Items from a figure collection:
==================================================
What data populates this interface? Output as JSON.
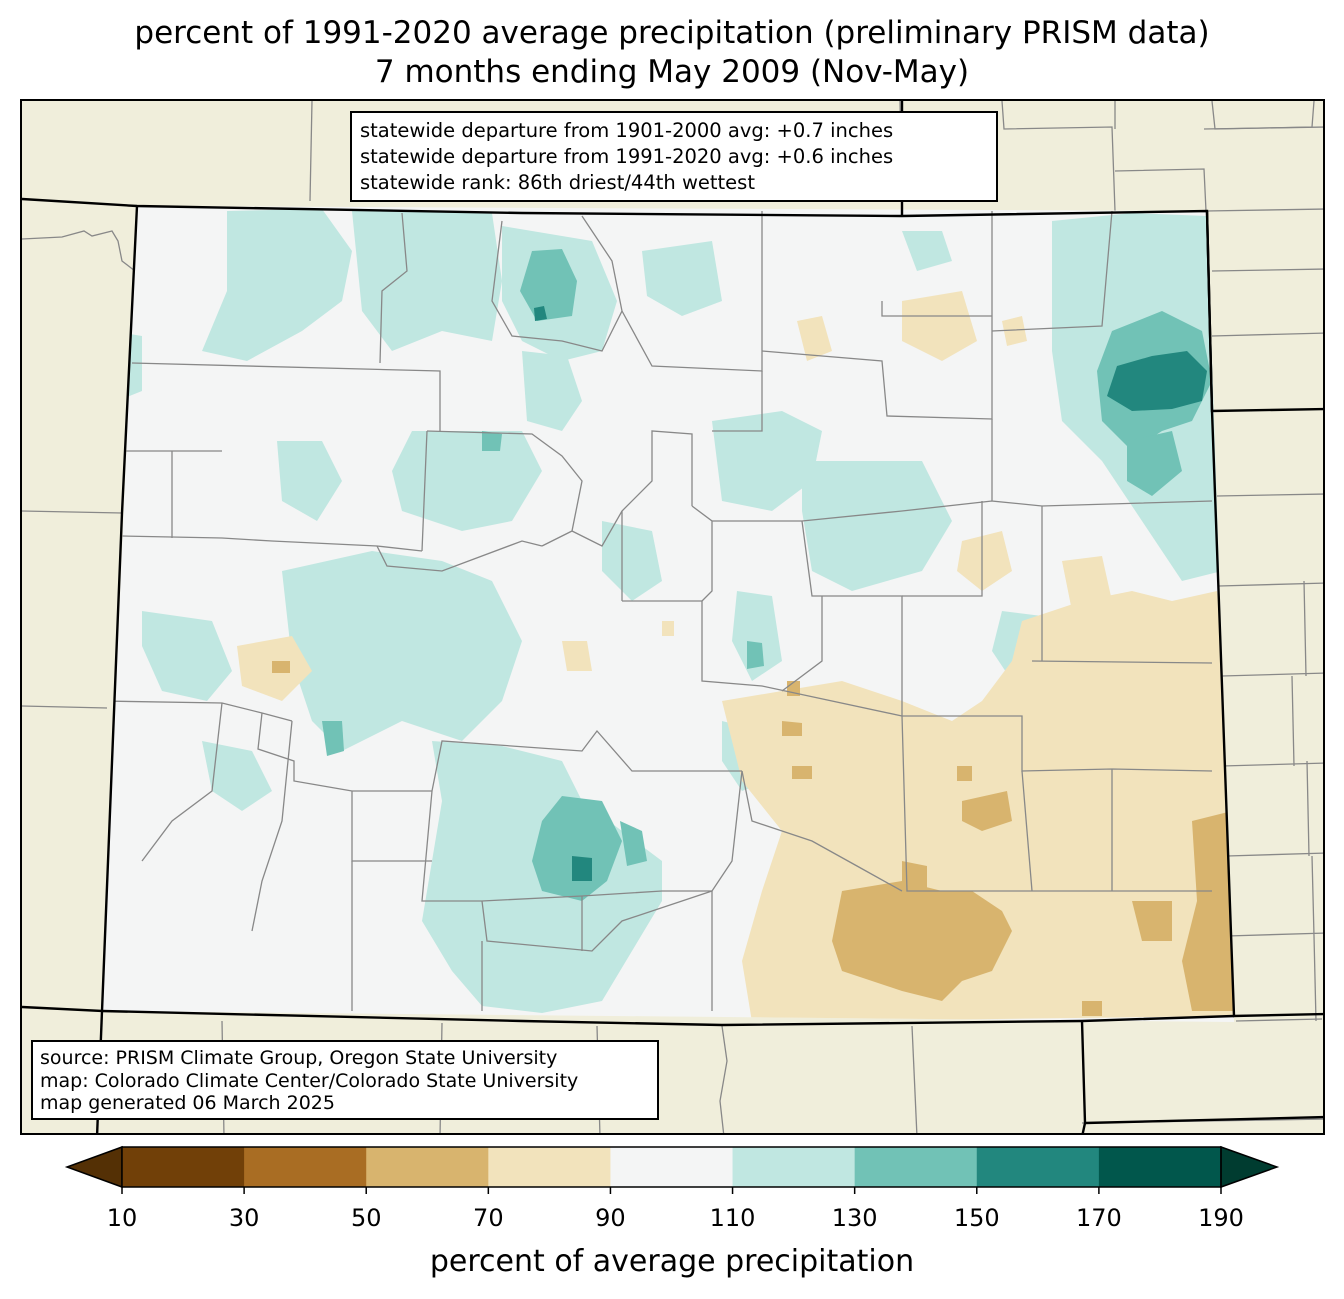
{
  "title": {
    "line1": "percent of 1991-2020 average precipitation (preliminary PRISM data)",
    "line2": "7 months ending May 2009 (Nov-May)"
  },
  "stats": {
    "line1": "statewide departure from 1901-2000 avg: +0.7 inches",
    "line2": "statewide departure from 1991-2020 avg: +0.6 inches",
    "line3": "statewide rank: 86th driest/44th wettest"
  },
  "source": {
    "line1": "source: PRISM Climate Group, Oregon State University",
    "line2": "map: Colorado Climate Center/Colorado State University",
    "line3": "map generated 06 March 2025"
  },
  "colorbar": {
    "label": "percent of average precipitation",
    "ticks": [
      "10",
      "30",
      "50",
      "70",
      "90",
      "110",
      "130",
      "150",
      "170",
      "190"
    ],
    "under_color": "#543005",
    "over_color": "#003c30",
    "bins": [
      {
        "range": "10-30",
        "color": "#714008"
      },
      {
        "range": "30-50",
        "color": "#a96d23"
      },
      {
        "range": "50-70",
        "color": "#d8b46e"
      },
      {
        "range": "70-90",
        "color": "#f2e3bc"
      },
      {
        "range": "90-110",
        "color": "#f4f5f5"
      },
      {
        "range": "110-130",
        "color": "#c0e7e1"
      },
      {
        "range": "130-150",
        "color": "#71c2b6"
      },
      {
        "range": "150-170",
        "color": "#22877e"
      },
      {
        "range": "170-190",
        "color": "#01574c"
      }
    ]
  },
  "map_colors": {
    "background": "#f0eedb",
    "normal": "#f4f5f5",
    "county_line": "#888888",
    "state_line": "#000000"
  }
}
==================================================
TASK DIRECTIONS
Transcribe the whole listing, character for character, but not its images.

RESPONSE TO THIS EXERCISE
What data populates this interface? Output as JSON.
{
  "title": {
    "line1": "percent of 1991-2020 average precipitation (preliminary PRISM data)",
    "line2": "7 months ending May 2009 (Nov-May)"
  },
  "stats": {
    "line1": "statewide departure from 1901-2000 avg: +0.7 inches",
    "line2": "statewide departure from 1991-2020 avg: +0.6 inches",
    "line3": "statewide rank: 86th driest/44th wettest"
  },
  "source": {
    "line1": "source: PRISM Climate Group, Oregon State University",
    "line2": "map: Colorado Climate Center/Colorado State University",
    "line3": "map generated 06 March 2025"
  },
  "colorbar": {
    "label": "percent of average precipitation",
    "ticks": [
      "10",
      "30",
      "50",
      "70",
      "90",
      "110",
      "130",
      "150",
      "170",
      "190"
    ],
    "under_color": "#543005",
    "over_color": "#003c30",
    "bins": [
      {
        "range": "10-30",
        "color": "#714008"
      },
      {
        "range": "30-50",
        "color": "#a96d23"
      },
      {
        "range": "50-70",
        "color": "#d8b46e"
      },
      {
        "range": "70-90",
        "color": "#f2e3bc"
      },
      {
        "range": "90-110",
        "color": "#f4f5f5"
      },
      {
        "range": "110-130",
        "color": "#c0e7e1"
      },
      {
        "range": "130-150",
        "color": "#71c2b6"
      },
      {
        "range": "150-170",
        "color": "#22877e"
      },
      {
        "range": "170-190",
        "color": "#01574c"
      }
    ]
  },
  "map_colors": {
    "background": "#f0eedb",
    "normal": "#f4f5f5",
    "county_line": "#888888",
    "state_line": "#000000"
  }
}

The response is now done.